:: Raw data
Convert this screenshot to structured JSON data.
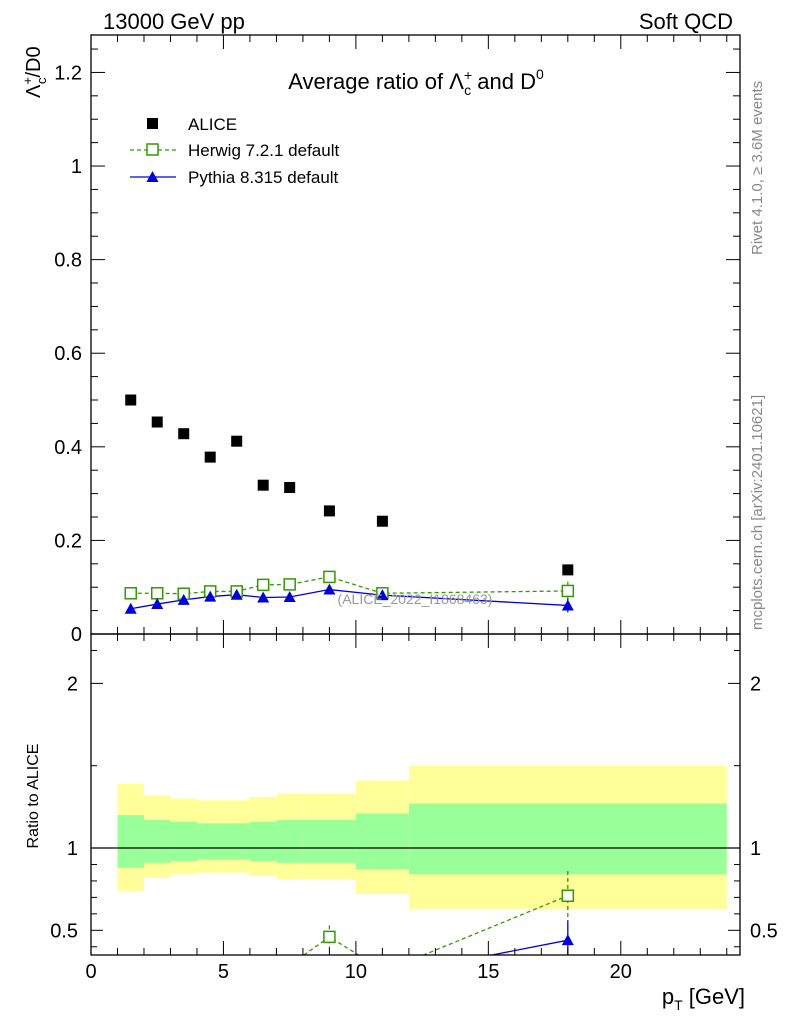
{
  "header": {
    "left": "13000 GeV pp",
    "right": "Soft QCD",
    "title_prefix": "Average ratio of ",
    "title_lambda": "Λ",
    "title_lambda_sup": "+",
    "title_lambda_sub": "c",
    "title_and": " and D",
    "title_d_sup": "0"
  },
  "side_labels": {
    "rivet": "Rivet 4.1.0, ≥ 3.6M events",
    "mcplots": "mcplots.cern.ch [arXiv:2401.10621]"
  },
  "watermark": "(ALICE_2022_I1868463)",
  "colors": {
    "alice": "#000000",
    "herwig": "#339900",
    "pythia": "#0000dd",
    "band_outer": "#ffff99",
    "band_inner": "#99ff99"
  },
  "chart_data": [
    {
      "type": "scatter",
      "panel": "main",
      "ylabel_lambda": "Λ",
      "ylabel_sup": "+",
      "ylabel_sub": "c",
      "ylabel_rest": "/D0",
      "xlim": [
        0,
        24.5
      ],
      "ylim": [
        0,
        1.28
      ],
      "yticks": [
        0,
        0.2,
        0.4,
        0.6,
        0.8,
        1,
        1.2
      ],
      "ytick_labels": [
        "0",
        "0.2",
        "0.4",
        "0.6",
        "0.8",
        "1",
        "1.2"
      ],
      "legend": [
        "ALICE",
        "Herwig 7.2.1 default",
        "Pythia 8.315 default"
      ],
      "series": [
        {
          "name": "ALICE",
          "x": [
            1.5,
            2.5,
            3.5,
            4.5,
            5.5,
            6.5,
            7.5,
            9,
            11,
            18
          ],
          "y": [
            0.5,
            0.453,
            0.428,
            0.378,
            0.412,
            0.318,
            0.313,
            0.263,
            0.241,
            0.137
          ]
        },
        {
          "name": "Herwig 7.2.1 default",
          "x": [
            1.5,
            2.5,
            3.5,
            4.5,
            5.5,
            6.5,
            7.5,
            9,
            11,
            18
          ],
          "y": [
            0.087,
            0.087,
            0.086,
            0.091,
            0.091,
            0.105,
            0.106,
            0.122,
            0.087,
            0.092
          ],
          "err": [
            0.004,
            0.004,
            0.004,
            0.004,
            0.005,
            0.006,
            0.007,
            0.012,
            0.01,
            0.02
          ]
        },
        {
          "name": "Pythia 8.315 default",
          "x": [
            1.5,
            2.5,
            3.5,
            4.5,
            5.5,
            6.5,
            7.5,
            9,
            11,
            18
          ],
          "y": [
            0.054,
            0.064,
            0.073,
            0.08,
            0.084,
            0.078,
            0.079,
            0.095,
            0.083,
            0.061
          ],
          "err": [
            0.003,
            0.003,
            0.003,
            0.003,
            0.004,
            0.004,
            0.005,
            0.008,
            0.01,
            0.015
          ]
        }
      ]
    },
    {
      "type": "line",
      "panel": "ratio",
      "ylabel": "Ratio to ALICE",
      "xlabel_main": "p",
      "xlabel_sub": "T",
      "xlabel_rest": " [GeV]",
      "xlim": [
        0,
        24.5
      ],
      "ylim": [
        0.35,
        2.3
      ],
      "xticks": [
        0,
        5,
        10,
        15,
        20
      ],
      "xtick_labels": [
        "0",
        "5",
        "10",
        "15",
        "20"
      ],
      "yticks": [
        0.5,
        1,
        2
      ],
      "ytick_labels": [
        "0.5",
        "1",
        "2"
      ],
      "bands": {
        "edges": [
          1,
          2,
          3,
          4,
          5,
          6,
          7,
          8,
          10,
          12,
          24
        ],
        "outer_up": [
          1.39,
          1.32,
          1.3,
          1.29,
          1.29,
          1.31,
          1.33,
          1.33,
          1.41,
          1.5
        ],
        "outer_dn": [
          0.74,
          0.82,
          0.84,
          0.85,
          0.85,
          0.83,
          0.81,
          0.81,
          0.72,
          0.63
        ],
        "inner_up": [
          1.2,
          1.17,
          1.16,
          1.15,
          1.15,
          1.16,
          1.17,
          1.17,
          1.21,
          1.27
        ],
        "inner_dn": [
          0.88,
          0.91,
          0.92,
          0.93,
          0.93,
          0.92,
          0.91,
          0.91,
          0.87,
          0.84
        ]
      },
      "series": [
        {
          "name": "Herwig 7.2.1 default",
          "x": [
            9,
            18
          ],
          "y": [
            0.46,
            0.71
          ],
          "err": [
            0.07,
            0.15
          ]
        },
        {
          "name": "Pythia 8.315 default",
          "x": [
            18
          ],
          "y": [
            0.44
          ],
          "err": [
            0.12
          ]
        }
      ]
    }
  ]
}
::::
→ **What to do**: What comes back should match the records exactly, minus any pictures.

→ **Answer to the task**:
Convert this screenshot to structured JSON data.
{
  "header": {
    "left": "13000 GeV pp",
    "right": "Soft QCD",
    "title_prefix": "Average ratio of ",
    "title_lambda": "Λ",
    "title_lambda_sup": "+",
    "title_lambda_sub": "c",
    "title_and": " and D",
    "title_d_sup": "0"
  },
  "side_labels": {
    "rivet": "Rivet 4.1.0, ≥ 3.6M events",
    "mcplots": "mcplots.cern.ch [arXiv:2401.10621]"
  },
  "watermark": "(ALICE_2022_I1868463)",
  "colors": {
    "alice": "#000000",
    "herwig": "#339900",
    "pythia": "#0000dd",
    "band_outer": "#ffff99",
    "band_inner": "#99ff99"
  },
  "chart_data": [
    {
      "type": "scatter",
      "panel": "main",
      "ylabel_lambda": "Λ",
      "ylabel_sup": "+",
      "ylabel_sub": "c",
      "ylabel_rest": "/D0",
      "xlim": [
        0,
        24.5
      ],
      "ylim": [
        0,
        1.28
      ],
      "yticks": [
        0,
        0.2,
        0.4,
        0.6,
        0.8,
        1,
        1.2
      ],
      "ytick_labels": [
        "0",
        "0.2",
        "0.4",
        "0.6",
        "0.8",
        "1",
        "1.2"
      ],
      "legend": [
        "ALICE",
        "Herwig 7.2.1 default",
        "Pythia 8.315 default"
      ],
      "series": [
        {
          "name": "ALICE",
          "x": [
            1.5,
            2.5,
            3.5,
            4.5,
            5.5,
            6.5,
            7.5,
            9,
            11,
            18
          ],
          "y": [
            0.5,
            0.453,
            0.428,
            0.378,
            0.412,
            0.318,
            0.313,
            0.263,
            0.241,
            0.137
          ]
        },
        {
          "name": "Herwig 7.2.1 default",
          "x": [
            1.5,
            2.5,
            3.5,
            4.5,
            5.5,
            6.5,
            7.5,
            9,
            11,
            18
          ],
          "y": [
            0.087,
            0.087,
            0.086,
            0.091,
            0.091,
            0.105,
            0.106,
            0.122,
            0.087,
            0.092
          ],
          "err": [
            0.004,
            0.004,
            0.004,
            0.004,
            0.005,
            0.006,
            0.007,
            0.012,
            0.01,
            0.02
          ]
        },
        {
          "name": "Pythia 8.315 default",
          "x": [
            1.5,
            2.5,
            3.5,
            4.5,
            5.5,
            6.5,
            7.5,
            9,
            11,
            18
          ],
          "y": [
            0.054,
            0.064,
            0.073,
            0.08,
            0.084,
            0.078,
            0.079,
            0.095,
            0.083,
            0.061
          ],
          "err": [
            0.003,
            0.003,
            0.003,
            0.003,
            0.004,
            0.004,
            0.005,
            0.008,
            0.01,
            0.015
          ]
        }
      ]
    },
    {
      "type": "line",
      "panel": "ratio",
      "ylabel": "Ratio to ALICE",
      "xlabel_main": "p",
      "xlabel_sub": "T",
      "xlabel_rest": " [GeV]",
      "xlim": [
        0,
        24.5
      ],
      "ylim": [
        0.35,
        2.3
      ],
      "xticks": [
        0,
        5,
        10,
        15,
        20
      ],
      "xtick_labels": [
        "0",
        "5",
        "10",
        "15",
        "20"
      ],
      "yticks": [
        0.5,
        1,
        2
      ],
      "ytick_labels": [
        "0.5",
        "1",
        "2"
      ],
      "bands": {
        "edges": [
          1,
          2,
          3,
          4,
          5,
          6,
          7,
          8,
          10,
          12,
          24
        ],
        "outer_up": [
          1.39,
          1.32,
          1.3,
          1.29,
          1.29,
          1.31,
          1.33,
          1.33,
          1.41,
          1.5
        ],
        "outer_dn": [
          0.74,
          0.82,
          0.84,
          0.85,
          0.85,
          0.83,
          0.81,
          0.81,
          0.72,
          0.63
        ],
        "inner_up": [
          1.2,
          1.17,
          1.16,
          1.15,
          1.15,
          1.16,
          1.17,
          1.17,
          1.21,
          1.27
        ],
        "inner_dn": [
          0.88,
          0.91,
          0.92,
          0.93,
          0.93,
          0.92,
          0.91,
          0.91,
          0.87,
          0.84
        ]
      },
      "series": [
        {
          "name": "Herwig 7.2.1 default",
          "x": [
            9,
            18
          ],
          "y": [
            0.46,
            0.71
          ],
          "err": [
            0.07,
            0.15
          ]
        },
        {
          "name": "Pythia 8.315 default",
          "x": [
            18
          ],
          "y": [
            0.44
          ],
          "err": [
            0.12
          ]
        }
      ]
    }
  ]
}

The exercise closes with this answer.